** TASK STATEMENT **
From the line containing "Transcribe the text in this document." to the last line of the data below, copy everything exactly and nothing else; pictures stay out.

** EXERCISE MATERIALS **

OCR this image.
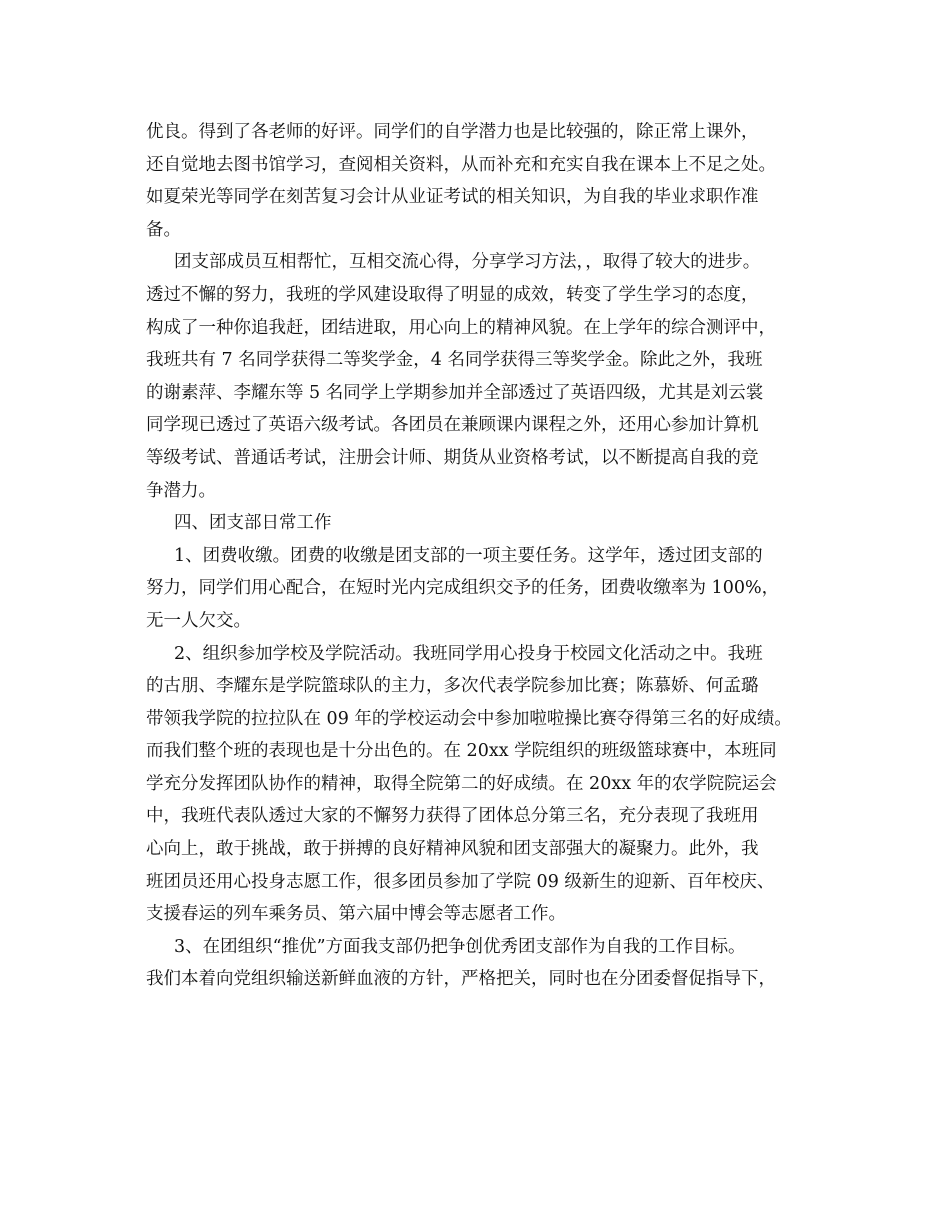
优良。得到了各老师的好评。同学们的自学潜力也是比较强的，除正常上课外，
还自觉地去图书馆学习，查阅相关资料，从而补充和充实自我在课本上不足之处。
如夏荣光等同学在刻苦复习会计从业证考试的相关知识，为自我的毕业求职作准
备。
团支部成员互相帮忙，互相交流心得，分享学习方法，，取得了较大的进步。
透过不懈的努力，我班的学风建设取得了明显的成效，转变了学生学习的态度，
构成了一种你追我赶，团结进取，用心向上的精神风貌。在上学年的综合测评中，
我班共有 7 名同学获得二等奖学金，4 名同学获得三等奖学金。除此之外，我班
的谢素萍、李耀东等 5 名同学上学期参加并全部透过了英语四级，尤其是刘云裳
同学现已透过了英语六级考试。各团员在兼顾课内课程之外，还用心参加计算机
等级考试、普通话考试，注册会计师、期货从业资格考试，以不断提高自我的竞
争潜力。
四、团支部日常工作
1、团费收缴。团费的收缴是团支部的一项主要任务。这学年，透过团支部的
努力，同学们用心配合，在短时光内完成组织交予的任务，团费收缴率为 100%，
无一人欠交。
2、组织参加学校及学院活动。我班同学用心投身于校园文化活动之中。我班
的古朋、李耀东是学院篮球队的主力，多次代表学院参加比赛；陈慕娇、何孟璐
带领我学院的拉拉队在 09 年的学校运动会中参加啦啦操比赛夺得第三名的好成绩。
而我们整个班的表现也是十分出色的。在 20xx 学院组织的班级篮球赛中，本班同
学充分发挥团队协作的精神，取得全院第二的好成绩。在 20xx 年的农学院院运会
中，我班代表队透过大家的不懈努力获得了团体总分第三名，充分表现了我班用
心向上，敢于挑战，敢于拼搏的良好精神风貌和团支部强大的凝聚力。此外，我
班团员还用心投身志愿工作，很多团员参加了学院 09 级新生的迎新、百年校庆、
支援春运的列车乘务员、第六届中博会等志愿者工作。
3、在团组织“推优”方面我支部仍把争创优秀团支部作为自我的工作目标。
我们本着向党组织输送新鲜血液的方针，严格把关，同时也在分团委督促指导下，
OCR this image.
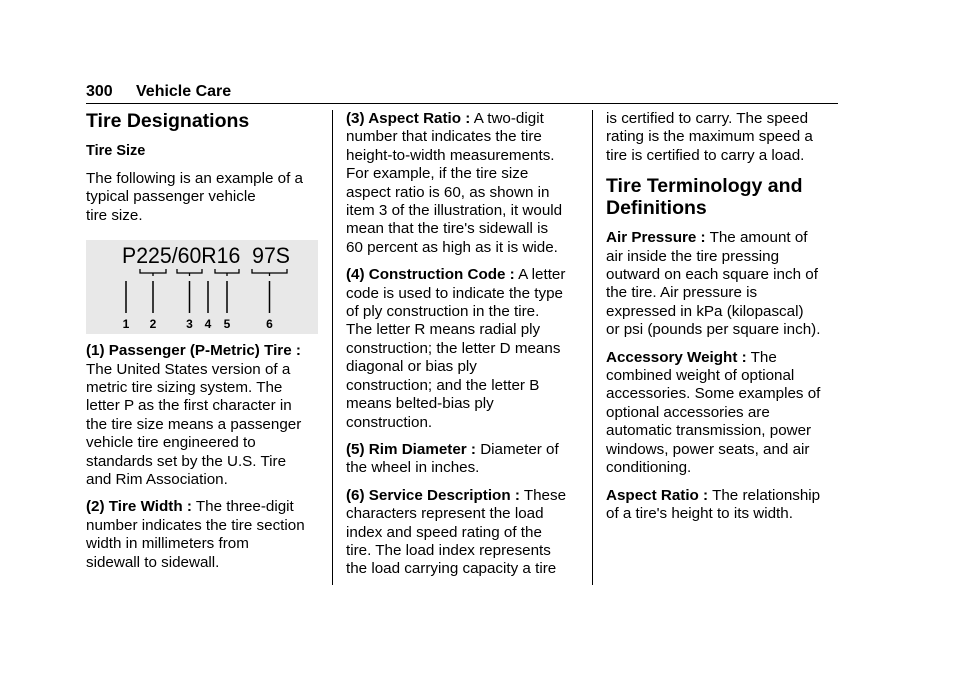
300 Vehicle Care
Tire Designations
Tire Size

The following is an example of a
typical passenger vehicle
tire size.

P225/60R16  97S
1 2 3 4 5	6

(1) Passenger (P-Metric) Tire :
The United States version of a
metric tire sizing system. The
letter P as the first character in
the tire size means a passenger
vehicle tire engineered to
standards set by the U.S. Tire
and Rim Association.

(2) Tire Width : The three-digit
number indicates the tire section
width in millimeters from
sidewall to sidewall.

(3) Aspect Ratio : A two-digit
number that indicates the tire
height-to-width measurements.
For example, if the tire size
aspect ratio is 60, as shown in
item 3 of the illustration, it would
mean that the tire's sidewall is
60 percent as high as it is wide.

(4) Construction Code : A letter
code is used to indicate the type
of ply construction in the tire.
The letter R means radial ply
construction; the letter D means
diagonal or bias ply
construction; and the letter B
means belted-bias ply
construction.

(5) Rim Diameter : Diameter of
the wheel in inches.

(6) Service Description : These
characters represent the load
index and speed rating of the
tire. The load index represents
the load carrying capacity a tire

is certified to carry. The speed
rating is the maximum speed a
tire is certified to carry a load.

Tire Terminology and
Definitions

Air Pressure : The amount of
air inside the tire pressing
outward on each square inch of
the tire. Air pressure is
expressed in kPa (kilopascal)
or psi (pounds per square inch).

Accessory Weight : The
combined weight of optional
accessories. Some examples of
optional accessories are
automatic transmission, power
windows, power seats, and air
conditioning.

Aspect Ratio : The relationship
of a tire's height to its width.
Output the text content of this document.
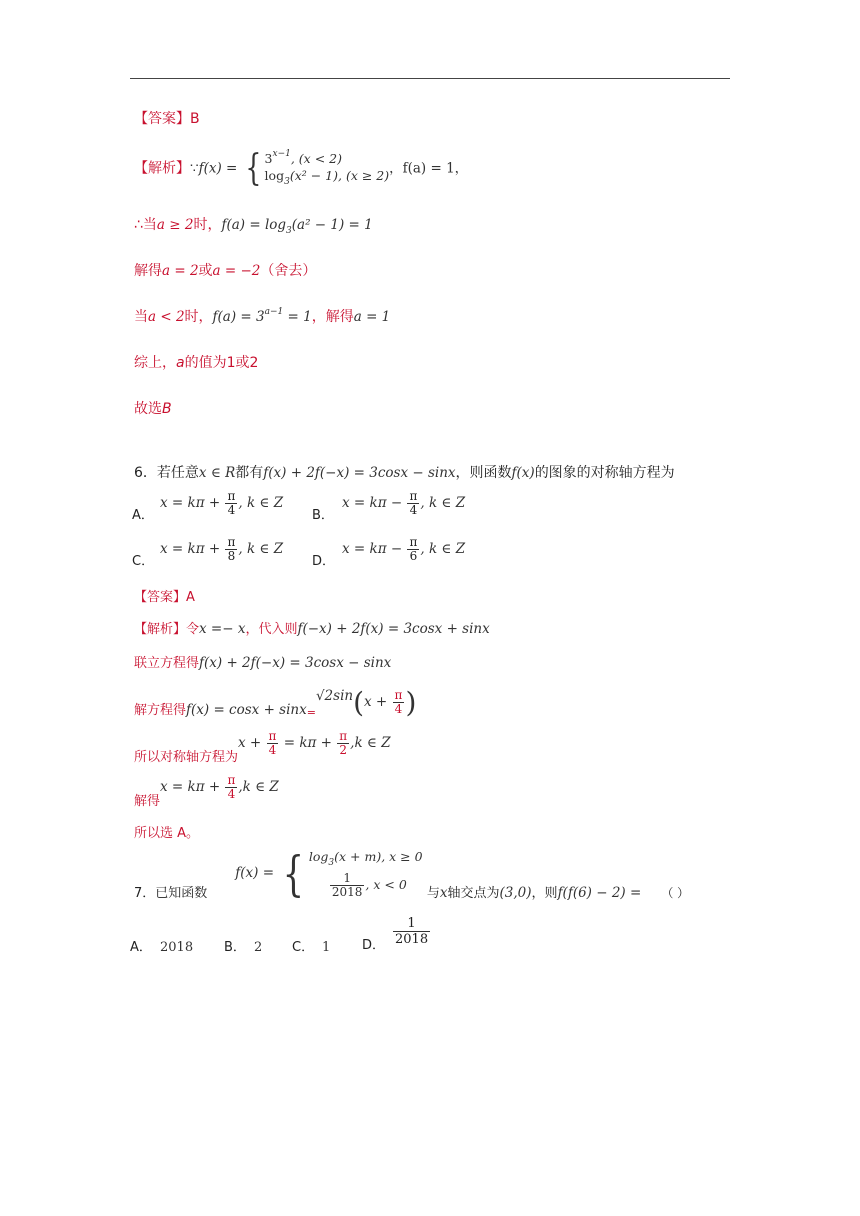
【答案】B
【解析】∵f(x) = { $3^{x-1}$, (x < 2)
$\log_3(x^2 - 1)$, (x ≥ 2) ，f(a) = 1，
∴当a ≥ 2时，$f(a) = \log_3(a^2 - 1) = 1$
解得a = 2或a = −2（舍去）
当a < 2时，$f(a) = 3^{a-1} = 1$，解得a = 1
综上，a的值为1或2
故选B
6．若任意x ∈ R都有f(x) + 2f(−x) = 3cosx − sinx，则函数f(x)的图象的对称轴方程为
A．$x = k\pi + \frac{\pi}{4}$ , k ∈ Z
B．$x = k\pi - \frac{\pi}{4}$ , k ∈ Z
C．$x = k\pi + \frac{\pi}{8}$ , k ∈ Z
D．$x = k\pi - \frac{\pi}{6}$ , k ∈ Z
【答案】A
【解析】令x =− x，代入则f(−x) + 2f(x) = 3cosx + sinx
联立方程得f(x) + 2f(−x) = 3cosx − sinx
解方程得$f(x) = \cos x + \sin x_=√2\sin(x + \frac{\pi}{4}$ )
所以对称轴方程为$x + \frac{\pi}{4} = k\pi + \frac{\pi}{2} ,k$ ∈ Z
解得$x = k\pi + \frac{\pi}{4} ,k$ ∈ Z
所以选 A。
7．已知函数f(x) = { $\log_3(x + m)$, x ≥ 0
$\frac{1}{2018}$ , x < 0
与x轴交点为(3,0)，则f(f(6) − 2) = （ ）
A． 2018 B． 2 C． 1 D． $\frac{1}{2018}$
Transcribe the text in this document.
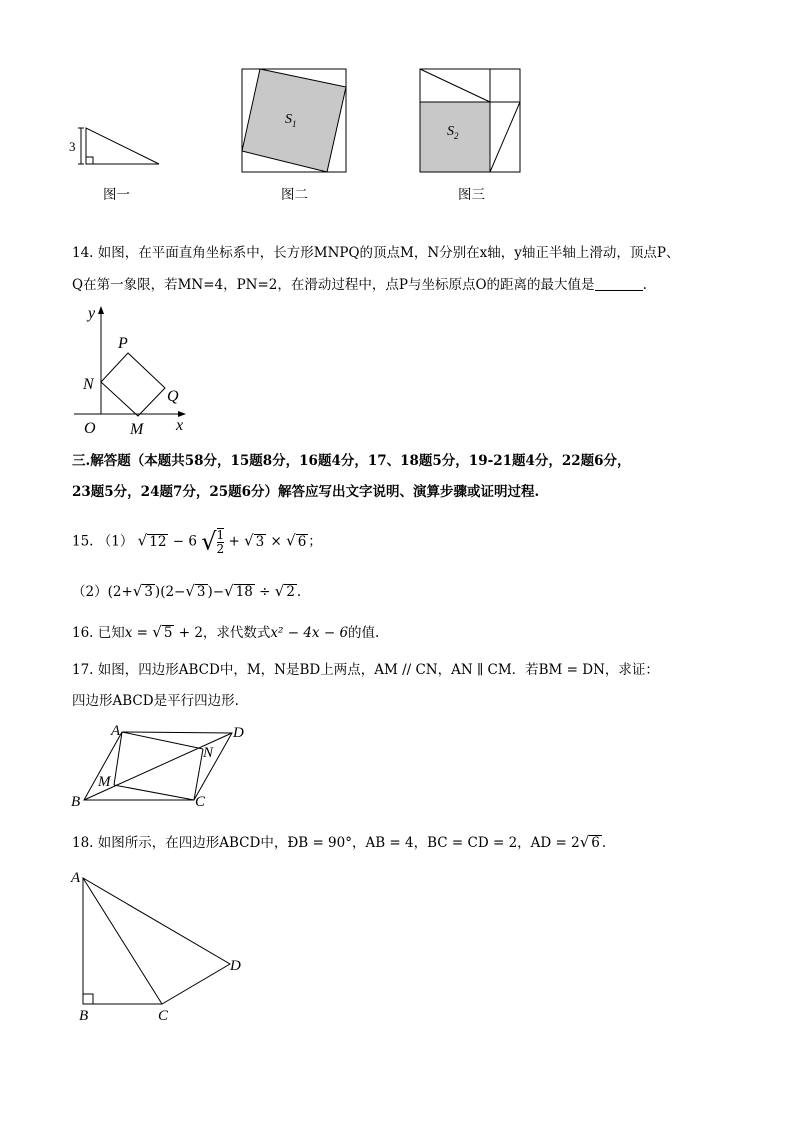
3
图一
$S_1$
图二
$S_2$
图三
14. 如图，在平面直角坐标系中，长方形MNPQ的顶点M，N分别在x轴，y轴正半轴上滑动，顶点P、
Q在第一象限，若MN=4，PN=2，在滑动过程中，点P与坐标原点O的距离的最大值是	.
y
x
O M
N
P
Q
三.解答题（本题共58分，15题8分，16题4分，17、18题5分，19-21题4分，22题6分，
23题5分，24题7分，25题6分）解答应写出文字说明、演算步骤或证明过程.
15. （1） √ 12 − 6 √ $\frac{1}{2}$ + √ 3 × √ 6 ；
（2）(2+√ 3 )(2−√ 3 )−√ 18 ÷ √ 2 .
16. 已知x = √ 5 + 2，求代数式x² − 4x − 6的值.
17. 如图，四边形ABCD中，M，N是BD上两点，AM // CN，AN ∥ CM．若BM = DN，求证：
四边形ABCD是平行四边形.
A	D
N
M
B	C
18. 如图所示，在四边形ABCD中，ÐB = 90°，AB = 4，BC = CD = 2，AD = 2√ 6 .
A
B	C
D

** ANSWER TO THE PROBLEM **
Transcribe the text in this document.
3
图一
$S_1$
图二
$S_2$
图三
14. 如图，在平面直角坐标系中，长方形MNPQ的顶点M，N分别在x轴，y轴正半轴上滑动，顶点P、
Q在第一象限，若MN=4，PN=2，在滑动过程中，点P与坐标原点O的距离的最大值是	.
y
x
O M
N
P
Q
三.解答题（本题共58分，15题8分，16题4分，17、18题5分，19-21题4分，22题6分，
23题5分，24题7分，25题6分）解答应写出文字说明、演算步骤或证明过程.
15. （1） √ 12 − 6 √ $\frac{1}{2}$ + √ 3 × √ 6 ；
（2）(2+√ 3 )(2−√ 3 )−√ 18 ÷ √ 2 .
16. 已知x = √ 5 + 2，求代数式x² − 4x − 6的值.
17. 如图，四边形ABCD中，M，N是BD上两点，AM // CN，AN ∥ CM．若BM = DN，求证：
四边形ABCD是平行四边形.
A	D
N
M
B	C
18. 如图所示，在四边形ABCD中，ÐB = 90°，AB = 4，BC = CD = 2，AD = 2√ 6 .
A
B	C
D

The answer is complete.